▶ _AIM_:
Where a line of the listing below includes the word "nalishning", reproduce that line.
══ DATA TO USE
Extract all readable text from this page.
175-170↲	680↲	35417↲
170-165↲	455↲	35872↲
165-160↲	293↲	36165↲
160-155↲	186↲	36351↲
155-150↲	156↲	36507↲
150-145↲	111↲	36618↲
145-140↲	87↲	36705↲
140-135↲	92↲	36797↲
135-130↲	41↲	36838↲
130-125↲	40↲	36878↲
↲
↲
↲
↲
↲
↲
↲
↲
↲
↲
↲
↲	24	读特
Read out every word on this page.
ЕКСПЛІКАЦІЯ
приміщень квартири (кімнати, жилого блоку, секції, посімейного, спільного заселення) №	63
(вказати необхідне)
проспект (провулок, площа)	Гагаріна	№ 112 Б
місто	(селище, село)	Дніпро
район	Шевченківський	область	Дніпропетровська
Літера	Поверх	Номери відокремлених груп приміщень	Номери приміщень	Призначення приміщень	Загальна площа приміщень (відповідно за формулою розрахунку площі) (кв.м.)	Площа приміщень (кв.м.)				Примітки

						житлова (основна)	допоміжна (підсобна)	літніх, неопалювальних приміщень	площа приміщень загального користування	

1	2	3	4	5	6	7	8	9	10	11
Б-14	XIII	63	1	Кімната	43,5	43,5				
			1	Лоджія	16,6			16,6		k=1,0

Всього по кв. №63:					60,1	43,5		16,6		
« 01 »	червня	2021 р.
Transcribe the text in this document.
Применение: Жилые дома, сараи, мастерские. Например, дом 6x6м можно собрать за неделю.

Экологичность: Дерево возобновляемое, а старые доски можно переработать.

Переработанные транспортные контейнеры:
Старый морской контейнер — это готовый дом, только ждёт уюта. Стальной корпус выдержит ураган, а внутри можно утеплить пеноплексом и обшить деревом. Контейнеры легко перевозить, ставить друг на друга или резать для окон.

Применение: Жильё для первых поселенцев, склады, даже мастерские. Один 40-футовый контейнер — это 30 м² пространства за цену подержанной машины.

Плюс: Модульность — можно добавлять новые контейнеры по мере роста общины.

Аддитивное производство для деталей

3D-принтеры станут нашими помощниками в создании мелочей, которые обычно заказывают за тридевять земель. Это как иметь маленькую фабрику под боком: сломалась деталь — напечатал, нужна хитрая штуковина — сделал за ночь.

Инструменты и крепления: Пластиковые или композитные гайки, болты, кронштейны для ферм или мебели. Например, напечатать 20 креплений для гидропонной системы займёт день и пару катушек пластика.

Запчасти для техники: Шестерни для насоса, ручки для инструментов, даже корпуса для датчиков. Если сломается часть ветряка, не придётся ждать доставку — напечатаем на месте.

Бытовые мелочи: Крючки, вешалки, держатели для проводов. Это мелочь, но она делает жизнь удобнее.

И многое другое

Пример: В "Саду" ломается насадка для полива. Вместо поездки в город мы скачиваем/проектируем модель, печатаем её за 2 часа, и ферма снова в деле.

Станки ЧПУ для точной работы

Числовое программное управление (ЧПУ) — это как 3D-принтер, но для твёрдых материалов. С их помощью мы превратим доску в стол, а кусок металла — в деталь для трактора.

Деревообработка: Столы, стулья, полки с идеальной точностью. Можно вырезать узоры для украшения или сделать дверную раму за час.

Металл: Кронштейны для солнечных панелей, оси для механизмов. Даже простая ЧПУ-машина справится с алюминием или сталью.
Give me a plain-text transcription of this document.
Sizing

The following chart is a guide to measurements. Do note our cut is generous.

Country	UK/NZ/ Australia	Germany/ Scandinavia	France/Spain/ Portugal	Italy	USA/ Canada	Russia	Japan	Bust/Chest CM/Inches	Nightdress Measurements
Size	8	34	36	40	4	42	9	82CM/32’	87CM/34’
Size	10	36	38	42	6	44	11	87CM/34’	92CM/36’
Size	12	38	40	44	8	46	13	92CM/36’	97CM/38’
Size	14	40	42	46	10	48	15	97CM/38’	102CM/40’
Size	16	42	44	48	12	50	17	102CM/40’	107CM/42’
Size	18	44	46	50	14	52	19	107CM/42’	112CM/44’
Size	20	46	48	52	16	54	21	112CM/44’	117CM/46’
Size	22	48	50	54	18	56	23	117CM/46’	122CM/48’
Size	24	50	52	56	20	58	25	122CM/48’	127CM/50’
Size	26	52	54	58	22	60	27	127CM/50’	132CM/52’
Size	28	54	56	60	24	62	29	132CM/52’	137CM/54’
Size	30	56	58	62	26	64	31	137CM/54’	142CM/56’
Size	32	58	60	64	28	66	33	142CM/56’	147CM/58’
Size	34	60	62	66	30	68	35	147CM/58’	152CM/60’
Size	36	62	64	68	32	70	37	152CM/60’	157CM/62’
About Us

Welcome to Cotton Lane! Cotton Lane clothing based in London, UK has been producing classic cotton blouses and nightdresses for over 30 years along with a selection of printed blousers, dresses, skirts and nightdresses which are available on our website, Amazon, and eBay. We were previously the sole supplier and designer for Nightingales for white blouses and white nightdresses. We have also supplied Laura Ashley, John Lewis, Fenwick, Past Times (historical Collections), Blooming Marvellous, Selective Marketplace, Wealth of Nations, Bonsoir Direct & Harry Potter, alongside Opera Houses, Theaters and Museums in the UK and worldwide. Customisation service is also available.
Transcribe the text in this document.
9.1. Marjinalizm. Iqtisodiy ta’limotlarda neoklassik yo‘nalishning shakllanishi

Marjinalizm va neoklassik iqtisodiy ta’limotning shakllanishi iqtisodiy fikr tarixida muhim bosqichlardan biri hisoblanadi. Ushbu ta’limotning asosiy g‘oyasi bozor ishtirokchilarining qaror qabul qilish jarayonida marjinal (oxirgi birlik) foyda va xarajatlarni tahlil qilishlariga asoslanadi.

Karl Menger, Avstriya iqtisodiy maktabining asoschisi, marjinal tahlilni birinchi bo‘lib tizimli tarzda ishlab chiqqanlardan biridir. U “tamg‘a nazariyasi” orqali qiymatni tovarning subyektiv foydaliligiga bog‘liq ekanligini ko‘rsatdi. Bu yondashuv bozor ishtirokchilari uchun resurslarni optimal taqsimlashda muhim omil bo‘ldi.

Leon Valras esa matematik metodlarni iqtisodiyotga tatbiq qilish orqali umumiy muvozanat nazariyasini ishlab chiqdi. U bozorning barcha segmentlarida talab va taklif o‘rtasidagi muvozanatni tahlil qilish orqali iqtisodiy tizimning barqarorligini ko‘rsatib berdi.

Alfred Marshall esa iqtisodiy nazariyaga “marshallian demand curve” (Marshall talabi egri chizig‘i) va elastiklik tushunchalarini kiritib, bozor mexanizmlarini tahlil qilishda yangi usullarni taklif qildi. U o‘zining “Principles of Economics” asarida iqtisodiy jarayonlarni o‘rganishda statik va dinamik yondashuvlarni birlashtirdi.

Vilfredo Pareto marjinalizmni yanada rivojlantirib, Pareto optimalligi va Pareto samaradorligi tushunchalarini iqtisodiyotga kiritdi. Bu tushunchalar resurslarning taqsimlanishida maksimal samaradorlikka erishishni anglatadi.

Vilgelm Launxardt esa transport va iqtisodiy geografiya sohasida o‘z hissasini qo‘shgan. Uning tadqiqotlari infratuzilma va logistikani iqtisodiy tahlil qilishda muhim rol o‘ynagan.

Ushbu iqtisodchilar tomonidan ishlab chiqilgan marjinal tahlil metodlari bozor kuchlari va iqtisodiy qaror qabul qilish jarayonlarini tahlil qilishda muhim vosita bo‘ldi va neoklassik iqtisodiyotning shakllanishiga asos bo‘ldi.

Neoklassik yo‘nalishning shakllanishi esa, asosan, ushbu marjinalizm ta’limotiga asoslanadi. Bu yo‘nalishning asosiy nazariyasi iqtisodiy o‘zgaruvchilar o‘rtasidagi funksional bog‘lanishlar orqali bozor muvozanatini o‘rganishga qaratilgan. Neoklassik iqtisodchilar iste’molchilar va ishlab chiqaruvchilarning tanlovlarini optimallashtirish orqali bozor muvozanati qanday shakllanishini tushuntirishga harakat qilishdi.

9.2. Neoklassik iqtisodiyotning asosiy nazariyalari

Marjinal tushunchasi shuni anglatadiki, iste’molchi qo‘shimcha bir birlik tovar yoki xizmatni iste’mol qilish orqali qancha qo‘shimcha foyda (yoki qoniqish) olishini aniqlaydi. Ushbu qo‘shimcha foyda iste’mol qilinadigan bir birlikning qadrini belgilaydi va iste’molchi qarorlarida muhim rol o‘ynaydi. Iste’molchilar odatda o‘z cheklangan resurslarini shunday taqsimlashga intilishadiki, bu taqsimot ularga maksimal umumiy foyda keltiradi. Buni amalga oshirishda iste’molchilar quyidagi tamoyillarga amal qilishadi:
════
▶ _WORKED ANSWER_:
9.1. Marjinalizm. Iqtisodiy ta’limotlarda neoklassik yo‘nalishning shakllanishi
Neoklassik yo‘nalishning shakllanishi esa, asosan, ushbu marjinalizm ta’limotiga asoslanadi. Bu yo‘nalishning asosiy nazariyasi iqtisodiy o‘zgaruvchilar o‘rtasidagi funksional bog‘lanishlar orqali bozor muvozanatini o‘rganishga qaratilgan. Neoklassik iqtisodchilar iste’molchilar va ishlab chiqaruvchilarning tanlovlarini optimallashtirish orqali bozor muvozanati qanday shakllanishini tushuntirishga harakat qilishdi.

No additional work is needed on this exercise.